**Problem to work on**
Reproduce the records below in full and word for word, excluding pictures.

**Exercise material**
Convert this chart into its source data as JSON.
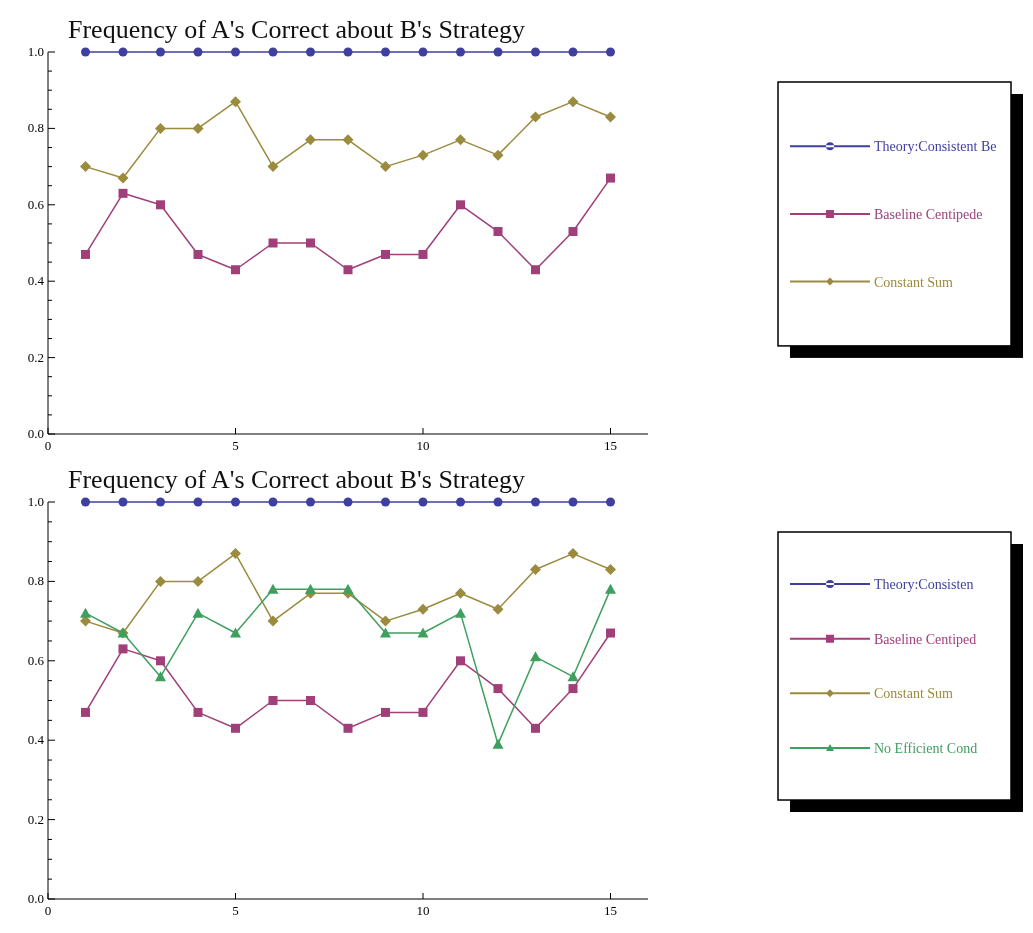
{
  "chart_data": [
    {
      "type": "line",
      "title": "Frequency of A's Correct about B's Strategy",
      "x": [
        1,
        2,
        3,
        4,
        5,
        6,
        7,
        8,
        9,
        10,
        11,
        12,
        13,
        14,
        15
      ],
      "xlim": [
        0,
        16
      ],
      "xticks": [
        0,
        5,
        10,
        15
      ],
      "ylim": [
        0,
        1
      ],
      "yticks": [
        {
          "value": 0,
          "label": "0.0"
        },
        {
          "value": 0.05,
          "label": null
        },
        {
          "value": 0.1,
          "label": null
        },
        {
          "value": 0.15,
          "label": null
        },
        {
          "value": 0.2,
          "label": "0.2"
        },
        {
          "value": 0.25,
          "label": null
        },
        {
          "value": 0.3,
          "label": null
        },
        {
          "value": 0.35,
          "label": null
        },
        {
          "value": 0.4,
          "label": "0.4"
        },
        {
          "value": 0.45,
          "label": null
        },
        {
          "value": 0.5,
          "label": null
        },
        {
          "value": 0.55,
          "label": null
        },
        {
          "value": 0.6,
          "label": "0.6"
        },
        {
          "value": 0.65,
          "label": null
        },
        {
          "value": 0.7,
          "label": null
        },
        {
          "value": 0.75,
          "label": null
        },
        {
          "value": 0.8,
          "label": "0.8"
        },
        {
          "value": 0.85,
          "label": null
        },
        {
          "value": 0.9,
          "label": null
        },
        {
          "value": 0.95,
          "label": null
        },
        {
          "value": 1,
          "label": "1.0"
        }
      ],
      "grid": false,
      "legend": "right",
      "series": [
        {
          "name": "Theory:Consistent Be",
          "color": "#3f3fa0",
          "marker": "circle",
          "values": [
            1,
            1,
            1,
            1,
            1,
            1,
            1,
            1,
            1,
            1,
            1,
            1,
            1,
            1,
            1
          ]
        },
        {
          "name": "Baseline Centipede",
          "color": "#a03f7a",
          "marker": "square",
          "values": [
            0.47,
            0.63,
            0.6,
            0.47,
            0.43,
            0.5,
            0.5,
            0.43,
            0.47,
            0.47,
            0.6,
            0.53,
            0.43,
            0.53,
            0.67
          ]
        },
        {
          "name": "Constant Sum",
          "color": "#9a8b3f",
          "marker": "diamond",
          "values": [
            0.7,
            0.67,
            0.8,
            0.8,
            0.87,
            0.7,
            0.77,
            0.77,
            0.7,
            0.73,
            0.77,
            0.73,
            0.83,
            0.87,
            0.83
          ]
        }
      ]
    },
    {
      "type": "line",
      "title": "Frequency of A's Correct about B's Strategy",
      "x": [
        1,
        2,
        3,
        4,
        5,
        6,
        7,
        8,
        9,
        10,
        11,
        12,
        13,
        14,
        15
      ],
      "xlim": [
        0,
        16
      ],
      "xticks": [
        0,
        5,
        10,
        15
      ],
      "ylim": [
        0,
        1
      ],
      "yticks": [
        {
          "value": 0,
          "label": "0.0"
        },
        {
          "value": 0.05,
          "label": null
        },
        {
          "value": 0.1,
          "label": null
        },
        {
          "value": 0.15,
          "label": null
        },
        {
          "value": 0.2,
          "label": "0.2"
        },
        {
          "value": 0.25,
          "label": null
        },
        {
          "value": 0.3,
          "label": null
        },
        {
          "value": 0.35,
          "label": null
        },
        {
          "value": 0.4,
          "label": "0.4"
        },
        {
          "value": 0.45,
          "label": null
        },
        {
          "value": 0.5,
          "label": null
        },
        {
          "value": 0.55,
          "label": null
        },
        {
          "value": 0.6,
          "label": "0.6"
        },
        {
          "value": 0.65,
          "label": null
        },
        {
          "value": 0.7,
          "label": null
        },
        {
          "value": 0.75,
          "label": null
        },
        {
          "value": 0.8,
          "label": "0.8"
        },
        {
          "value": 0.85,
          "label": null
        },
        {
          "value": 0.9,
          "label": null
        },
        {
          "value": 0.95,
          "label": null
        },
        {
          "value": 1,
          "label": "1.0"
        }
      ],
      "grid": false,
      "legend": "right",
      "series": [
        {
          "name": "Theory:Consisten",
          "color": "#3f3fa0",
          "marker": "circle",
          "values": [
            1,
            1,
            1,
            1,
            1,
            1,
            1,
            1,
            1,
            1,
            1,
            1,
            1,
            1,
            1
          ]
        },
        {
          "name": "Baseline Centiped",
          "color": "#a03f7a",
          "marker": "square",
          "values": [
            0.47,
            0.63,
            0.6,
            0.47,
            0.43,
            0.5,
            0.5,
            0.43,
            0.47,
            0.47,
            0.6,
            0.53,
            0.43,
            0.53,
            0.67
          ]
        },
        {
          "name": "Constant Sum",
          "color": "#9a8b3f",
          "marker": "diamond",
          "values": [
            0.7,
            0.67,
            0.8,
            0.8,
            0.87,
            0.7,
            0.77,
            0.77,
            0.7,
            0.73,
            0.77,
            0.73,
            0.83,
            0.87,
            0.83
          ]
        },
        {
          "name": "No Efficient Cond",
          "color": "#3f9f5f",
          "marker": "triangle",
          "values": [
            0.72,
            0.67,
            0.56,
            0.72,
            0.67,
            0.78,
            0.78,
            0.78,
            0.67,
            0.67,
            0.72,
            0.39,
            0.61,
            0.56,
            0.78
          ]
        }
      ]
    }
  ]
}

**Right answer**
Convert this chart into its source data as JSON.
{
  "chart_data": [
    {
      "type": "line",
      "title": "Frequency of A's Correct about B's Strategy",
      "x": [
        1,
        2,
        3,
        4,
        5,
        6,
        7,
        8,
        9,
        10,
        11,
        12,
        13,
        14,
        15
      ],
      "xlim": [
        0,
        16
      ],
      "xticks": [
        0,
        5,
        10,
        15
      ],
      "ylim": [
        0,
        1
      ],
      "yticks": [
        {
          "value": 0,
          "label": "0.0"
        },
        {
          "value": 0.05,
          "label": null
        },
        {
          "value": 0.1,
          "label": null
        },
        {
          "value": 0.15,
          "label": null
        },
        {
          "value": 0.2,
          "label": "0.2"
        },
        {
          "value": 0.25,
          "label": null
        },
        {
          "value": 0.3,
          "label": null
        },
        {
          "value": 0.35,
          "label": null
        },
        {
          "value": 0.4,
          "label": "0.4"
        },
        {
          "value": 0.45,
          "label": null
        },
        {
          "value": 0.5,
          "label": null
        },
        {
          "value": 0.55,
          "label": null
        },
        {
          "value": 0.6,
          "label": "0.6"
        },
        {
          "value": 0.65,
          "label": null
        },
        {
          "value": 0.7,
          "label": null
        },
        {
          "value": 0.75,
          "label": null
        },
        {
          "value": 0.8,
          "label": "0.8"
        },
        {
          "value": 0.85,
          "label": null
        },
        {
          "value": 0.9,
          "label": null
        },
        {
          "value": 0.95,
          "label": null
        },
        {
          "value": 1,
          "label": "1.0"
        }
      ],
      "grid": false,
      "legend": "right",
      "series": [
        {
          "name": "Theory:Consistent Be",
          "color": "#3f3fa0",
          "marker": "circle",
          "values": [
            1,
            1,
            1,
            1,
            1,
            1,
            1,
            1,
            1,
            1,
            1,
            1,
            1,
            1,
            1
          ]
        },
        {
          "name": "Baseline Centipede",
          "color": "#a03f7a",
          "marker": "square",
          "values": [
            0.47,
            0.63,
            0.6,
            0.47,
            0.43,
            0.5,
            0.5,
            0.43,
            0.47,
            0.47,
            0.6,
            0.53,
            0.43,
            0.53,
            0.67
          ]
        },
        {
          "name": "Constant Sum",
          "color": "#9a8b3f",
          "marker": "diamond",
          "values": [
            0.7,
            0.67,
            0.8,
            0.8,
            0.87,
            0.7,
            0.77,
            0.77,
            0.7,
            0.73,
            0.77,
            0.73,
            0.83,
            0.87,
            0.83
          ]
        }
      ]
    },
    {
      "type": "line",
      "title": "Frequency of A's Correct about B's Strategy",
      "x": [
        1,
        2,
        3,
        4,
        5,
        6,
        7,
        8,
        9,
        10,
        11,
        12,
        13,
        14,
        15
      ],
      "xlim": [
        0,
        16
      ],
      "xticks": [
        0,
        5,
        10,
        15
      ],
      "ylim": [
        0,
        1
      ],
      "yticks": [
        {
          "value": 0,
          "label": "0.0"
        },
        {
          "value": 0.05,
          "label": null
        },
        {
          "value": 0.1,
          "label": null
        },
        {
          "value": 0.15,
          "label": null
        },
        {
          "value": 0.2,
          "label": "0.2"
        },
        {
          "value": 0.25,
          "label": null
        },
        {
          "value": 0.3,
          "label": null
        },
        {
          "value": 0.35,
          "label": null
        },
        {
          "value": 0.4,
          "label": "0.4"
        },
        {
          "value": 0.45,
          "label": null
        },
        {
          "value": 0.5,
          "label": null
        },
        {
          "value": 0.55,
          "label": null
        },
        {
          "value": 0.6,
          "label": "0.6"
        },
        {
          "value": 0.65,
          "label": null
        },
        {
          "value": 0.7,
          "label": null
        },
        {
          "value": 0.75,
          "label": null
        },
        {
          "value": 0.8,
          "label": "0.8"
        },
        {
          "value": 0.85,
          "label": null
        },
        {
          "value": 0.9,
          "label": null
        },
        {
          "value": 0.95,
          "label": null
        },
        {
          "value": 1,
          "label": "1.0"
        }
      ],
      "grid": false,
      "legend": "right",
      "series": [
        {
          "name": "Theory:Consisten",
          "color": "#3f3fa0",
          "marker": "circle",
          "values": [
            1,
            1,
            1,
            1,
            1,
            1,
            1,
            1,
            1,
            1,
            1,
            1,
            1,
            1,
            1
          ]
        },
        {
          "name": "Baseline Centiped",
          "color": "#a03f7a",
          "marker": "square",
          "values": [
            0.47,
            0.63,
            0.6,
            0.47,
            0.43,
            0.5,
            0.5,
            0.43,
            0.47,
            0.47,
            0.6,
            0.53,
            0.43,
            0.53,
            0.67
          ]
        },
        {
          "name": "Constant Sum",
          "color": "#9a8b3f",
          "marker": "diamond",
          "values": [
            0.7,
            0.67,
            0.8,
            0.8,
            0.87,
            0.7,
            0.77,
            0.77,
            0.7,
            0.73,
            0.77,
            0.73,
            0.83,
            0.87,
            0.83
          ]
        },
        {
          "name": "No Efficient Cond",
          "color": "#3f9f5f",
          "marker": "triangle",
          "values": [
            0.72,
            0.67,
            0.56,
            0.72,
            0.67,
            0.78,
            0.78,
            0.78,
            0.67,
            0.67,
            0.72,
            0.39,
            0.61,
            0.56,
            0.78
          ]
        }
      ]
    }
  ]
}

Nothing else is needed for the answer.